• [Your instructions]
Present the following data again exactly as it is shown.

• [Input for this task]

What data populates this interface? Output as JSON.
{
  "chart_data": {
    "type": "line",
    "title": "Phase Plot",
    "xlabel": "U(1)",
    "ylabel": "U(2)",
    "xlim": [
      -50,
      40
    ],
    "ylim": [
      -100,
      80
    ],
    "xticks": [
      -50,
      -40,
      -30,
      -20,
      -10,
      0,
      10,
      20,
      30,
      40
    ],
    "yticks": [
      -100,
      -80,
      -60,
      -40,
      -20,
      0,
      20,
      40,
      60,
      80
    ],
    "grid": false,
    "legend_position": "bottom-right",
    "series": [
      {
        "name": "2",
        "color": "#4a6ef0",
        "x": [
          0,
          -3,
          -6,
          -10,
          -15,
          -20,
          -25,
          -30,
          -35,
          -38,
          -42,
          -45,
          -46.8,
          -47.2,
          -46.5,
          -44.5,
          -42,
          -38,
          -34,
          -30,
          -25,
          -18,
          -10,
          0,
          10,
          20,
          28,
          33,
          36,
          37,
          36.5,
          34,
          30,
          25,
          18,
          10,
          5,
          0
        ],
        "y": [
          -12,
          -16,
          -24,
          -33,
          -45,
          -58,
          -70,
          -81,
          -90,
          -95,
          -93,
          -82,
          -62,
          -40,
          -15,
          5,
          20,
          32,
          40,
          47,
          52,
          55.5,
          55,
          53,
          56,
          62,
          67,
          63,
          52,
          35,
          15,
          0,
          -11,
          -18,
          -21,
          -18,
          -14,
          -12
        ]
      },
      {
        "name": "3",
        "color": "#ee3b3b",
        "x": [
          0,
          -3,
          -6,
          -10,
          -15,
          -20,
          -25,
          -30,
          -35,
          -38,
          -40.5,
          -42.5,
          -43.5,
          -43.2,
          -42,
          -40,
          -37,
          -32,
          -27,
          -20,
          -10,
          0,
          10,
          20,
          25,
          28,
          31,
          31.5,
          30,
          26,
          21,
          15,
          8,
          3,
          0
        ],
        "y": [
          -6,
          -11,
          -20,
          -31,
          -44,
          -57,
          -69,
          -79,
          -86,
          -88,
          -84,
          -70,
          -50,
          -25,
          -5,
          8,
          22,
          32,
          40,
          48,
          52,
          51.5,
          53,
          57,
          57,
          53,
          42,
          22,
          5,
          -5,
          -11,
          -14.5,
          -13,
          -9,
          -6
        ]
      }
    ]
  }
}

• [In response]
What data populates this interface? Output as JSON.
{
  "chart_data": {
    "type": "line",
    "title": "Phase Plot",
    "xlabel": "U(1)",
    "ylabel": "U(2)",
    "xlim": [
      -50,
      40
    ],
    "ylim": [
      -100,
      80
    ],
    "xticks": [
      -50,
      -40,
      -30,
      -20,
      -10,
      0,
      10,
      20,
      30,
      40
    ],
    "yticks": [
      -100,
      -80,
      -60,
      -40,
      -20,
      0,
      20,
      40,
      60,
      80
    ],
    "grid": false,
    "legend_position": "bottom-right",
    "series": [
      {
        "name": "2",
        "color": "#4a6ef0",
        "x": [
          0,
          -3,
          -6,
          -10,
          -15,
          -20,
          -25,
          -30,
          -35,
          -38,
          -42,
          -45,
          -46.8,
          -47.2,
          -46.5,
          -44.5,
          -42,
          -38,
          -34,
          -30,
          -25,
          -18,
          -10,
          0,
          10,
          20,
          28,
          33,
          36,
          37,
          36.5,
          34,
          30,
          25,
          18,
          10,
          5,
          0
        ],
        "y": [
          -12,
          -16,
          -24,
          -33,
          -45,
          -58,
          -70,
          -81,
          -90,
          -95,
          -93,
          -82,
          -62,
          -40,
          -15,
          5,
          20,
          32,
          40,
          47,
          52,
          55.5,
          55,
          53,
          56,
          62,
          67,
          63,
          52,
          35,
          15,
          0,
          -11,
          -18,
          -21,
          -18,
          -14,
          -12
        ]
      },
      {
        "name": "3",
        "color": "#ee3b3b",
        "x": [
          0,
          -3,
          -6,
          -10,
          -15,
          -20,
          -25,
          -30,
          -35,
          -38,
          -40.5,
          -42.5,
          -43.5,
          -43.2,
          -42,
          -40,
          -37,
          -32,
          -27,
          -20,
          -10,
          0,
          10,
          20,
          25,
          28,
          31,
          31.5,
          30,
          26,
          21,
          15,
          8,
          3,
          0
        ],
        "y": [
          -6,
          -11,
          -20,
          -31,
          -44,
          -57,
          -69,
          -79,
          -86,
          -88,
          -84,
          -70,
          -50,
          -25,
          -5,
          8,
          22,
          32,
          40,
          48,
          52,
          51.5,
          53,
          57,
          57,
          53,
          42,
          22,
          5,
          -5,
          -11,
          -14.5,
          -13,
          -9,
          -6
        ]
      }
    ]
  }
}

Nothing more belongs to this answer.